Required task: Pictures stay out of the copy; restate everything else in the material exactly.

Rows from a dataset:
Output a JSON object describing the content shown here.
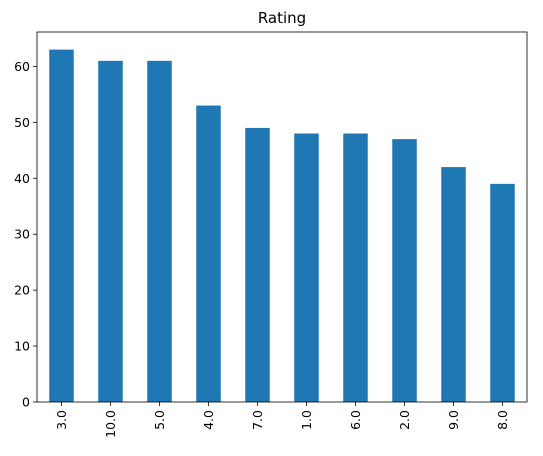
{
  "chart_data": {
    "type": "bar",
    "title": "Rating",
    "xlabel": "",
    "ylabel": "",
    "categories": [
      "3.0",
      "10.0",
      "5.0",
      "4.0",
      "7.0",
      "1.0",
      "6.0",
      "2.0",
      "9.0",
      "8.0"
    ],
    "values": [
      63,
      61,
      61,
      53,
      49,
      48,
      48,
      47,
      42,
      39
    ],
    "ylim": [
      0,
      66.15
    ],
    "yticks": [
      "0",
      "10",
      "20",
      "30",
      "40",
      "50",
      "60"
    ],
    "grid": false,
    "legend": "none",
    "bar_color": "#1f77b4"
  }
}
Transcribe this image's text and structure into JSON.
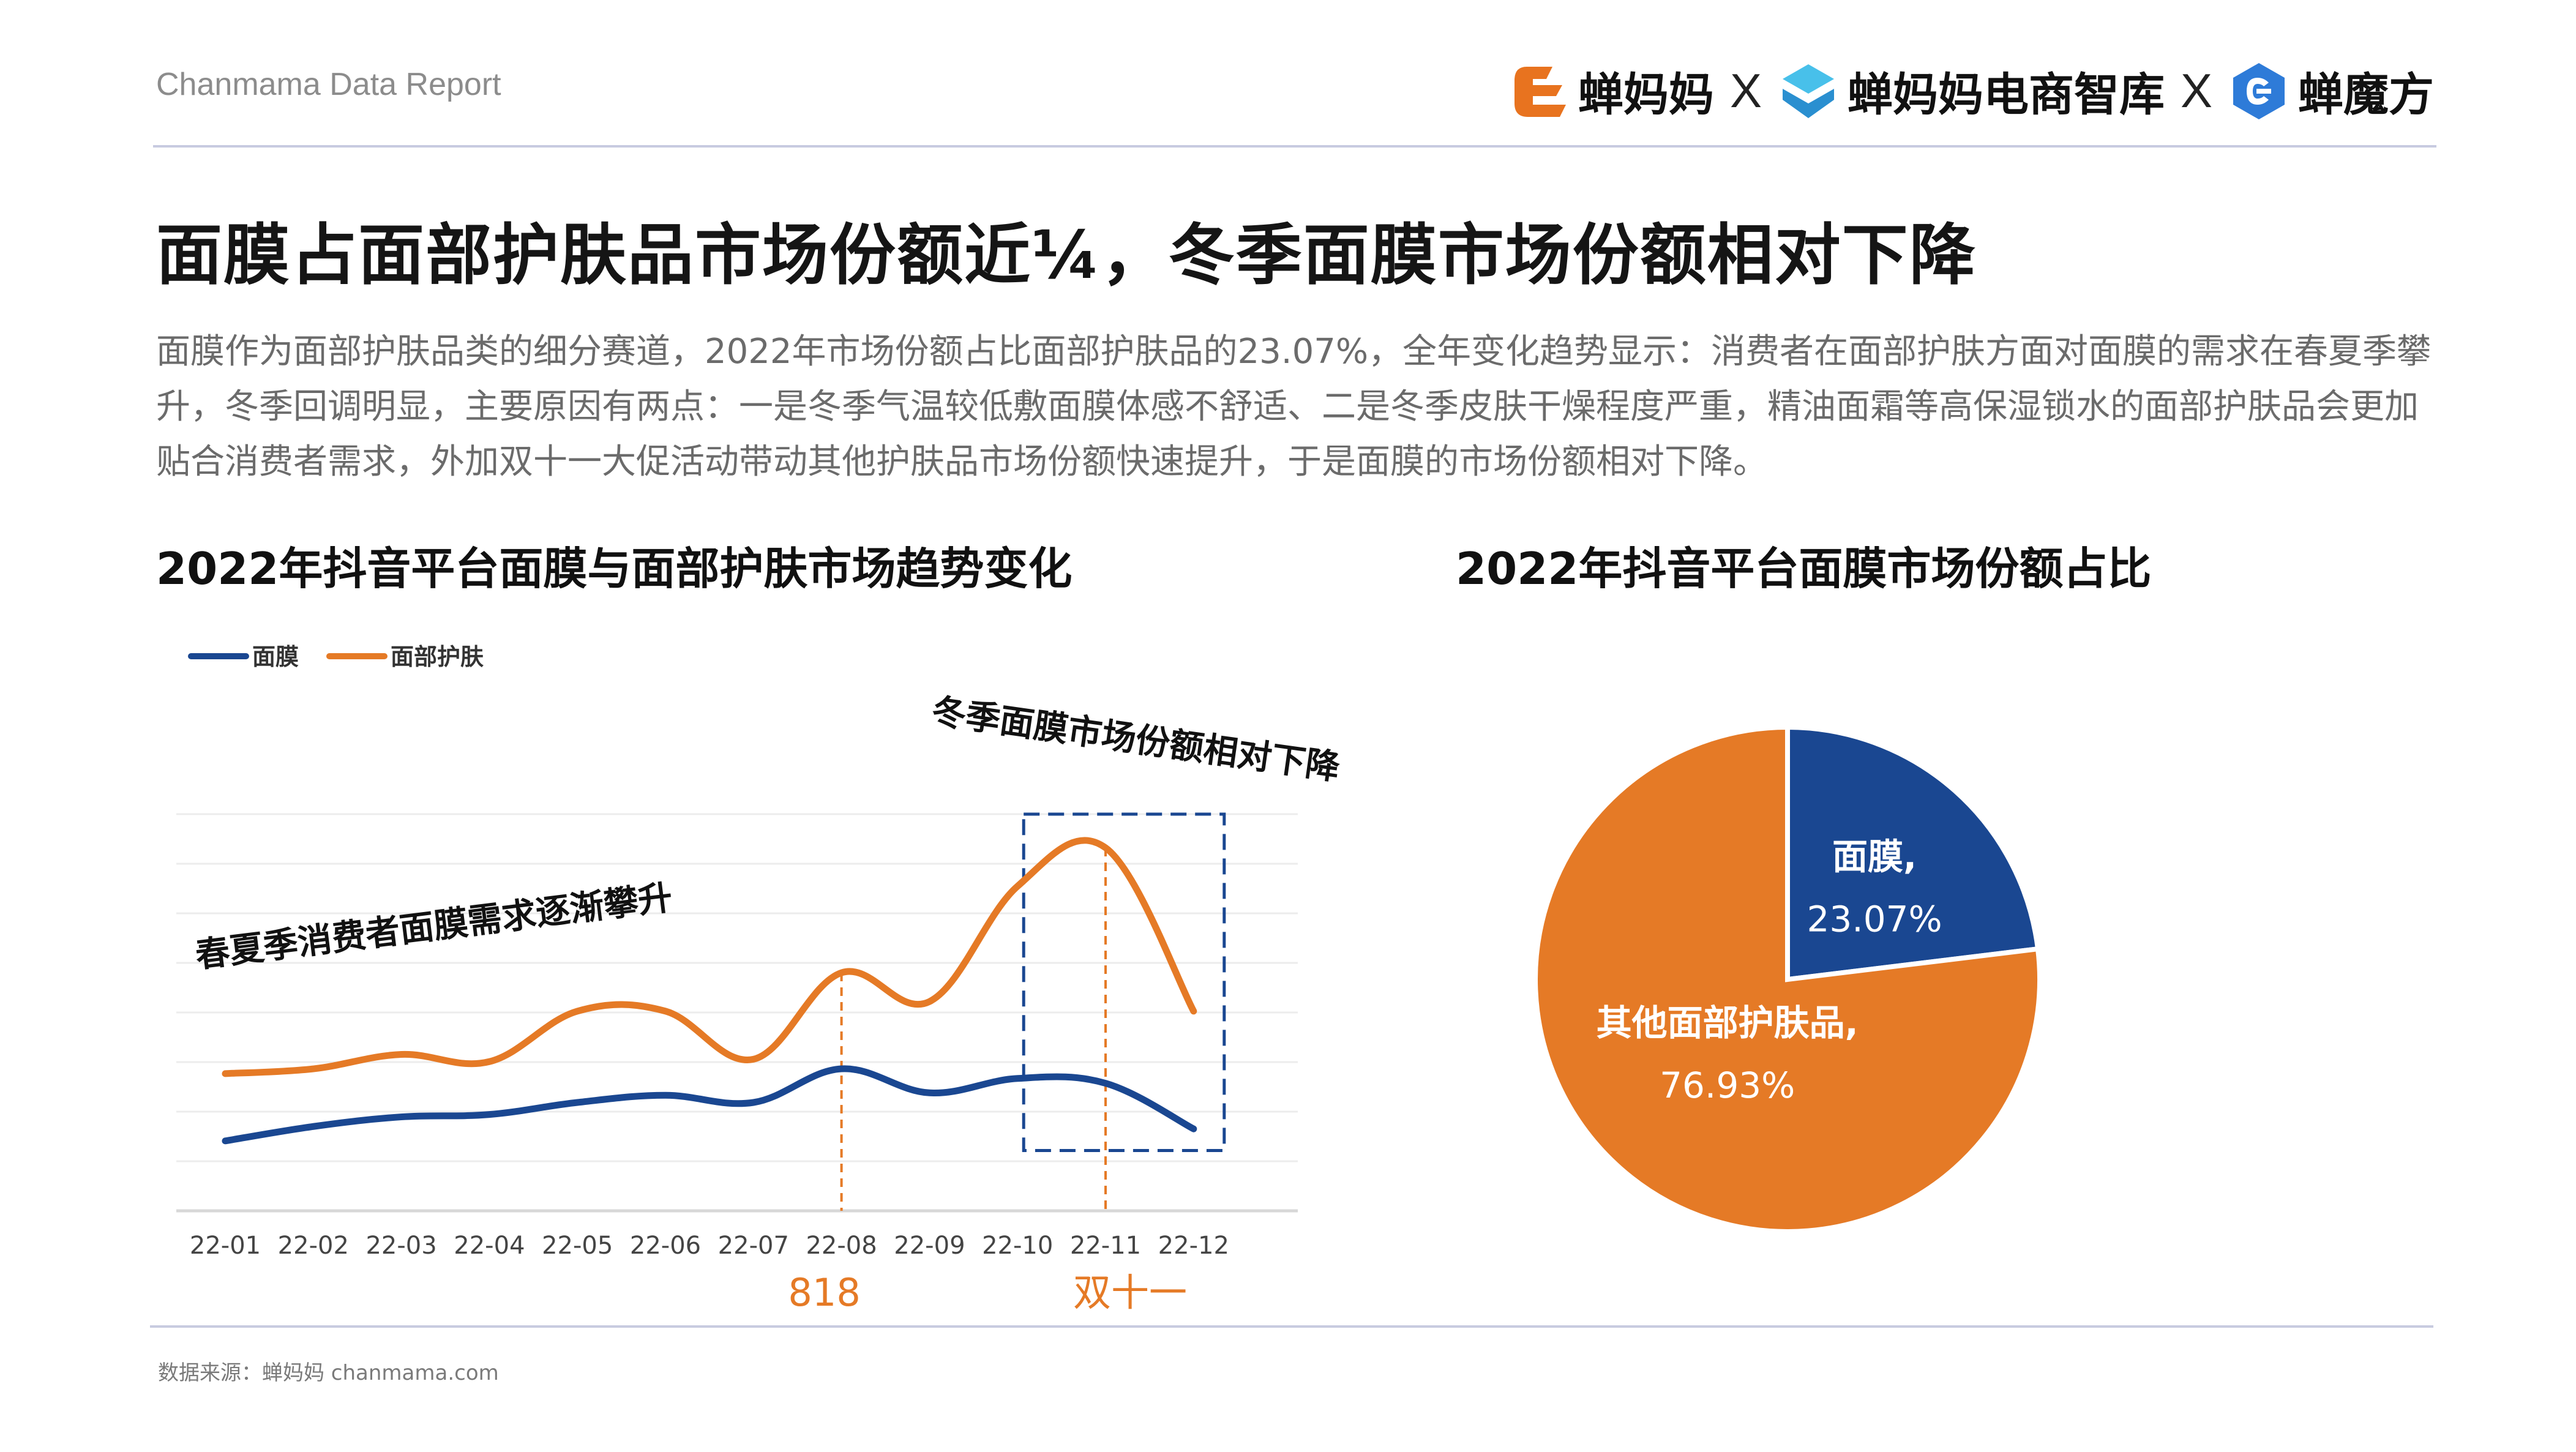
{
  "header": {
    "report_name": "Chanmama Data Report",
    "brands": [
      {
        "name": "蝉妈妈",
        "icon": "chanmama-logo-icon",
        "color": "#e8731f"
      },
      {
        "name": "蝉妈妈电商智库",
        "icon": "chanmama-think-tank-logo-icon",
        "color": "#2fa6dc"
      },
      {
        "name": "蝉魔方",
        "icon": "chanmofang-logo-icon",
        "color": "#2e7bd8"
      }
    ],
    "separator": "X"
  },
  "page_title": "面膜占面部护肤品市场份额近¼，冬季面膜市场份额相对下降",
  "intro": "面膜作为面部护肤品类的细分赛道，2022年市场份额占比面部护肤品的23.07%，全年变化趋势显示：消费者在面部护肤方面对面膜的需求在春夏季攀升，冬季回调明显，主要原因有两点：一是冬季气温较低敷面膜体感不舒适、二是冬季皮肤干燥程度严重，精油面霜等高保湿锁水的面部护肤品会更加贴合消费者需求，外加双十一大促活动带动其他护肤品市场份额快速提升，于是面膜的市场份额相对下降。",
  "footer": {
    "source": "数据来源：蝉妈妈 chanmama.com"
  },
  "colors": {
    "mask": "#1a4791",
    "facial_care": "#e57a26",
    "grid": "#e6e6e6",
    "accent_text": "#e57a26"
  },
  "chart_data": [
    {
      "type": "line",
      "title": "2022年抖音平台面膜与面部护肤市场趋势变化",
      "categories": [
        "22-01",
        "22-02",
        "22-03",
        "22-04",
        "22-05",
        "22-06",
        "22-07",
        "22-08",
        "22-09",
        "22-10",
        "22-11",
        "22-12"
      ],
      "series": [
        {
          "name": "面膜",
          "values": [
            2.4,
            3.0,
            3.4,
            3.5,
            4.0,
            4.3,
            4.0,
            5.4,
            4.4,
            5.0,
            4.8,
            2.9
          ]
        },
        {
          "name": "面部护肤",
          "values": [
            5.2,
            5.4,
            6.0,
            5.7,
            7.8,
            7.8,
            5.8,
            9.4,
            8.2,
            13.0,
            14.6,
            7.8
          ]
        }
      ],
      "ylim": [
        0,
        16
      ],
      "grid": true,
      "legend_position": "top-left",
      "annotations": [
        {
          "text": "春夏季消费者面膜需求逐渐攀升"
        },
        {
          "text": "冬季面膜市场份额相对下降"
        },
        {
          "text": "818",
          "category": "22-08"
        },
        {
          "text": "双十一",
          "category": "22-11"
        }
      ],
      "highlight_range": [
        "22-10",
        "22-12"
      ]
    },
    {
      "type": "pie",
      "title": "2022年抖音平台面膜市场份额占比",
      "slices": [
        {
          "label": "面膜,",
          "value": 23.07,
          "display": "23.07%"
        },
        {
          "label": "其他面部护肤品,",
          "value": 76.93,
          "display": "76.93%"
        }
      ]
    }
  ]
}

The answer:
Output a JSON object describing the content shown here.
{
  "chart_data": {
    "type": "bar",
    "title": "Rating",
    "xlabel": "",
    "ylabel": "",
    "categories": [
      "3.0",
      "10.0",
      "5.0",
      "4.0",
      "7.0",
      "1.0",
      "6.0",
      "2.0",
      "9.0",
      "8.0"
    ],
    "values": [
      63,
      61,
      61,
      53,
      49,
      48,
      48,
      47,
      42,
      39
    ],
    "ylim": [
      0,
      66.15
    ],
    "yticks": [
      "0",
      "10",
      "20",
      "30",
      "40",
      "50",
      "60"
    ],
    "grid": false,
    "legend": "none",
    "bar_color": "#1f77b4"
  }
}
Transcribe this image's text and structure into JSON.
{
  "header": {
    "report_name": "Chanmama Data Report",
    "brands": [
      {
        "name": "蝉妈妈",
        "icon": "chanmama-logo-icon",
        "color": "#e8731f"
      },
      {
        "name": "蝉妈妈电商智库",
        "icon": "chanmama-think-tank-logo-icon",
        "color": "#2fa6dc"
      },
      {
        "name": "蝉魔方",
        "icon": "chanmofang-logo-icon",
        "color": "#2e7bd8"
      }
    ],
    "separator": "X"
  },
  "page_title": "面膜占面部护肤品市场份额近¼，冬季面膜市场份额相对下降",
  "intro": "面膜作为面部护肤品类的细分赛道，2022年市场份额占比面部护肤品的23.07%，全年变化趋势显示：消费者在面部护肤方面对面膜的需求在春夏季攀升，冬季回调明显，主要原因有两点：一是冬季气温较低敷面膜体感不舒适、二是冬季皮肤干燥程度严重，精油面霜等高保湿锁水的面部护肤品会更加贴合消费者需求，外加双十一大促活动带动其他护肤品市场份额快速提升，于是面膜的市场份额相对下降。",
  "footer": {
    "source": "数据来源：蝉妈妈 chanmama.com"
  },
  "colors": {
    "mask": "#1a4791",
    "facial_care": "#e57a26",
    "grid": "#e6e6e6",
    "accent_text": "#e57a26"
  },
  "chart_data": [
    {
      "type": "line",
      "title": "2022年抖音平台面膜与面部护肤市场趋势变化",
      "categories": [
        "22-01",
        "22-02",
        "22-03",
        "22-04",
        "22-05",
        "22-06",
        "22-07",
        "22-08",
        "22-09",
        "22-10",
        "22-11",
        "22-12"
      ],
      "series": [
        {
          "name": "面膜",
          "values": [
            2.4,
            3.0,
            3.4,
            3.5,
            4.0,
            4.3,
            4.0,
            5.4,
            4.4,
            5.0,
            4.8,
            2.9
          ]
        },
        {
          "name": "面部护肤",
          "values": [
            5.2,
            5.4,
            6.0,
            5.7,
            7.8,
            7.8,
            5.8,
            9.4,
            8.2,
            13.0,
            14.6,
            7.8
          ]
        }
      ],
      "ylim": [
        0,
        16
      ],
      "grid": true,
      "legend_position": "top-left",
      "annotations": [
        {
          "text": "春夏季消费者面膜需求逐渐攀升"
        },
        {
          "text": "冬季面膜市场份额相对下降"
        },
        {
          "text": "818",
          "category": "22-08"
        },
        {
          "text": "双十一",
          "category": "22-11"
        }
      ],
      "highlight_range": [
        "22-10",
        "22-12"
      ]
    },
    {
      "type": "pie",
      "title": "2022年抖音平台面膜市场份额占比",
      "slices": [
        {
          "label": "面膜,",
          "value": 23.07,
          "display": "23.07%"
        },
        {
          "label": "其他面部护肤品,",
          "value": 76.93,
          "display": "76.93%"
        }
      ]
    }
  ]
}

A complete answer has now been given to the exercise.